### WHAT YOU SHOULD DO
Reproduce all the lines exactly as they stand, apart from the pictures.

### Extracted records
________________________________________

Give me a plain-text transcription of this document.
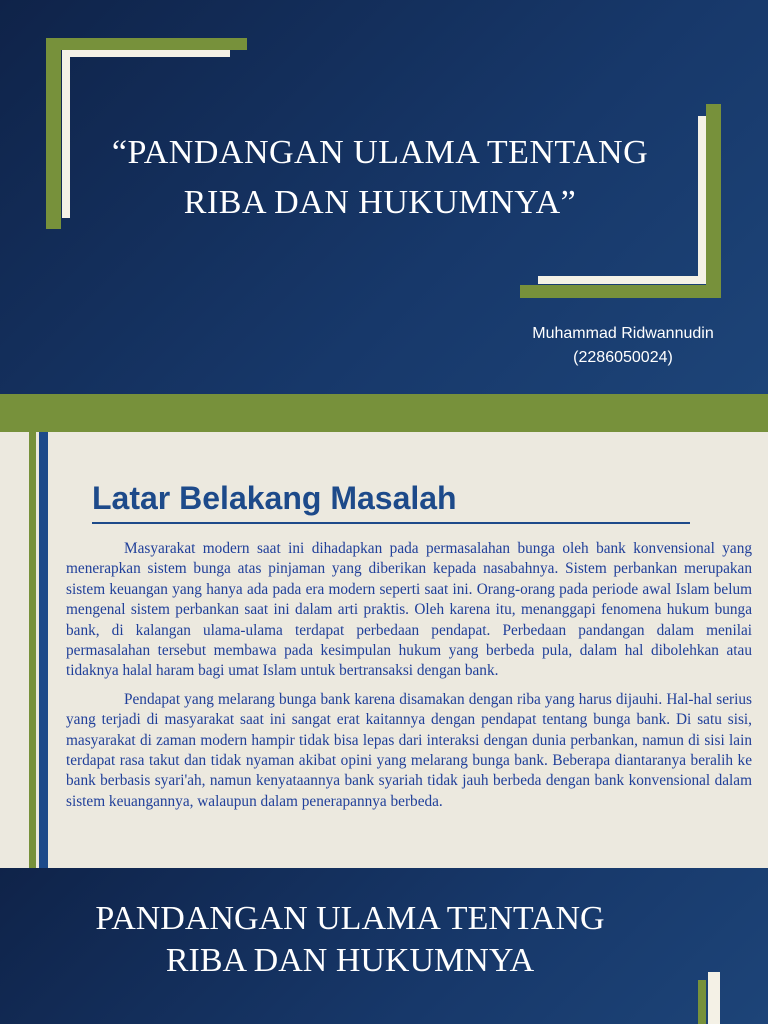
“PANDANGAN ULAMA TENTANG
RIBA DAN HUKUMNYA”
Muhammad Ridwannudin
(2286050024)
Latar Belakang Masalah

Masyarakat modern saat ini dihadapkan pada permasalahan bunga oleh bank konvensional yang menerapkan sistem bunga atas pinjaman yang diberikan kepada nasabahnya. Sistem perbankan merupakan sistem keuangan yang hanya ada pada era modern seperti saat ini. Orang-orang pada periode awal Islam belum mengenal sistem perbankan saat ini dalam arti praktis. Oleh karena itu, menanggapi fenomena hukum bunga bank, di kalangan ulama-ulama terdapat perbedaan pendapat. Perbedaan pandangan dalam menilai permasalahan tersebut membawa pada kesimpulan hukum yang berbeda pula, dalam hal dibolehkan atau tidaknya halal haram bagi umat Islam untuk bertransaksi dengan bank.

Pendapat yang melarang bunga bank karena disamakan dengan riba yang harus dijauhi. Hal-hal serius yang terjadi di masyarakat saat ini sangat erat kaitannya dengan pendapat tentang bunga bank. Di satu sisi, masyarakat di zaman modern hampir tidak bisa lepas dari interaksi dengan dunia perbankan, namun di sisi lain terdapat rasa takut dan tidak nyaman akibat opini yang melarang bunga bank. Beberapa diantaranya beralih ke bank berbasis syari'ah, namun kenyataannya bank syariah tidak jauh berbeda dengan bank konvensional dalam sistem keuangannya, walaupun dalam penerapannya berbeda.

PANDANGAN ULAMA TENTANG
RIBA DAN HUKUMNYA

________________________________________

### RESPONSE
Give me a plain-text transcription of this document.
“PANDANGAN ULAMA TENTANG
RIBA DAN HUKUMNYA”
Muhammad Ridwannudin
(2286050024)
Latar Belakang Masalah

Masyarakat modern saat ini dihadapkan pada permasalahan bunga oleh bank konvensional yang menerapkan sistem bunga atas pinjaman yang diberikan kepada nasabahnya. Sistem perbankan merupakan sistem keuangan yang hanya ada pada era modern seperti saat ini. Orang-orang pada periode awal Islam belum mengenal sistem perbankan saat ini dalam arti praktis. Oleh karena itu, menanggapi fenomena hukum bunga bank, di kalangan ulama-ulama terdapat perbedaan pendapat. Perbedaan pandangan dalam menilai permasalahan tersebut membawa pada kesimpulan hukum yang berbeda pula, dalam hal dibolehkan atau tidaknya halal haram bagi umat Islam untuk bertransaksi dengan bank.

Pendapat yang melarang bunga bank karena disamakan dengan riba yang harus dijauhi. Hal-hal serius yang terjadi di masyarakat saat ini sangat erat kaitannya dengan pendapat tentang bunga bank. Di satu sisi, masyarakat di zaman modern hampir tidak bisa lepas dari interaksi dengan dunia perbankan, namun di sisi lain terdapat rasa takut dan tidak nyaman akibat opini yang melarang bunga bank. Beberapa diantaranya beralih ke bank berbasis syari'ah, namun kenyataannya bank syariah tidak jauh berbeda dengan bank konvensional dalam sistem keuangannya, walaupun dalam penerapannya berbeda.

PANDANGAN ULAMA TENTANG
RIBA DAN HUKUMNYA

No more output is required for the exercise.